## WORK REQUIRED
From the entries that follow, list every line in which the string "CONS" appears.

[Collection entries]
━━━━━━━━━━━━━━━━

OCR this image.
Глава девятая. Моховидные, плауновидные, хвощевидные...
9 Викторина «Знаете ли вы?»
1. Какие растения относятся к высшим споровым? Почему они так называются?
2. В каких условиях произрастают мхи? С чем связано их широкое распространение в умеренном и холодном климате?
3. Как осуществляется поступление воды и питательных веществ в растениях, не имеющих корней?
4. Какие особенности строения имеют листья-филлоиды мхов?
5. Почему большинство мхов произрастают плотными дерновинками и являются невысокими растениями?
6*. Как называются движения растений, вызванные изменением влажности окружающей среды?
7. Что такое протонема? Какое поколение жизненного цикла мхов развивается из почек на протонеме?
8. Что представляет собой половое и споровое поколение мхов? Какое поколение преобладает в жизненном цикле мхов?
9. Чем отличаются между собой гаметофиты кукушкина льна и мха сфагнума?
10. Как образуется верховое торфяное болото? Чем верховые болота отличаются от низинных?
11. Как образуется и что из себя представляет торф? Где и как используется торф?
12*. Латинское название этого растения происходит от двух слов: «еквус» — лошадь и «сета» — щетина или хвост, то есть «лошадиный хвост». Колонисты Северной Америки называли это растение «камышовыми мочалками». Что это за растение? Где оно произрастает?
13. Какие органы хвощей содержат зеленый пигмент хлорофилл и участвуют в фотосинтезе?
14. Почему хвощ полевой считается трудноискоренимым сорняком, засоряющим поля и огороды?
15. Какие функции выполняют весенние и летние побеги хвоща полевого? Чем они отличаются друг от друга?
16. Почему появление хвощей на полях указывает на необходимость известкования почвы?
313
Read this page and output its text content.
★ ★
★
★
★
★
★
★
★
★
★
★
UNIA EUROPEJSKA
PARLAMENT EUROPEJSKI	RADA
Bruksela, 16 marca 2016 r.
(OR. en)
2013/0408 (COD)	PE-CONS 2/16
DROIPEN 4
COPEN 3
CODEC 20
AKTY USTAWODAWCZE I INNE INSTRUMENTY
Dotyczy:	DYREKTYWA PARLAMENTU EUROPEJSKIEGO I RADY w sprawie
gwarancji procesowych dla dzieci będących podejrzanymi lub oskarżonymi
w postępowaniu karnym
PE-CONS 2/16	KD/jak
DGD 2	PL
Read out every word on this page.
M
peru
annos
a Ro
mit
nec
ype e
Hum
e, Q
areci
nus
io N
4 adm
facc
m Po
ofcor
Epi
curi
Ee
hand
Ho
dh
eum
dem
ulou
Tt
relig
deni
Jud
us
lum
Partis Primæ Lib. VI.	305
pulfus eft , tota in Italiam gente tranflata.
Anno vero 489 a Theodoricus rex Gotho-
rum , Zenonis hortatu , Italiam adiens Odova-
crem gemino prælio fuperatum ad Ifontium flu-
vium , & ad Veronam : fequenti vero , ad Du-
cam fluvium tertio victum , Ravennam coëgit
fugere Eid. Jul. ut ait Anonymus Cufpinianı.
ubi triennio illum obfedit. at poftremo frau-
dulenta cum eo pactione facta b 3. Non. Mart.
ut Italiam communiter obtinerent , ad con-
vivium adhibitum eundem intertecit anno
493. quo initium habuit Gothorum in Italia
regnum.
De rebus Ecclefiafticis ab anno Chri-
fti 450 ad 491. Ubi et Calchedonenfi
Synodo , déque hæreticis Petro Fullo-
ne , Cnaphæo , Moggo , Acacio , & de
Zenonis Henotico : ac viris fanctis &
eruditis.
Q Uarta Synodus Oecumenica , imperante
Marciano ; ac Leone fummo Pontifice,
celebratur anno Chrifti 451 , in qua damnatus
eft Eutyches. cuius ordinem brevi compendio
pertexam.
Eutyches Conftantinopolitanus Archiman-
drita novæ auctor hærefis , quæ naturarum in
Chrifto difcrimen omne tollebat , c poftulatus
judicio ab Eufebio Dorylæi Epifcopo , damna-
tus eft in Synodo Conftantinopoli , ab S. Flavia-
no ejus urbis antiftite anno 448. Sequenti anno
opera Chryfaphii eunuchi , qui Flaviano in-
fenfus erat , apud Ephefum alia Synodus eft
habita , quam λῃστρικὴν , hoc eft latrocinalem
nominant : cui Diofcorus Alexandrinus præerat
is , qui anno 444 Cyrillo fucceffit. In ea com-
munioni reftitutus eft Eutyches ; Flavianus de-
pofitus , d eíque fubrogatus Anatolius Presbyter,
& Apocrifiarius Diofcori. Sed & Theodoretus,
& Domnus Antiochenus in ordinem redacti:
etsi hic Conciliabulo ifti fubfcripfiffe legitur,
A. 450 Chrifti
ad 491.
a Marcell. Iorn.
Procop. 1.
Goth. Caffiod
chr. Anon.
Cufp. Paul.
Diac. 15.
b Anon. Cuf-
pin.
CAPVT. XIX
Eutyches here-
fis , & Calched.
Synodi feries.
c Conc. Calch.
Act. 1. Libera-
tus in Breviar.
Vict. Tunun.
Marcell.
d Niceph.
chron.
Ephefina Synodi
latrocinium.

━━━━━━━━━━━━━━━━

## OUTPUT FOR THIS EXERCISE
2013/0408 (COD)	PE-CONS 2/16
PE-CONS 2/16	KD/jak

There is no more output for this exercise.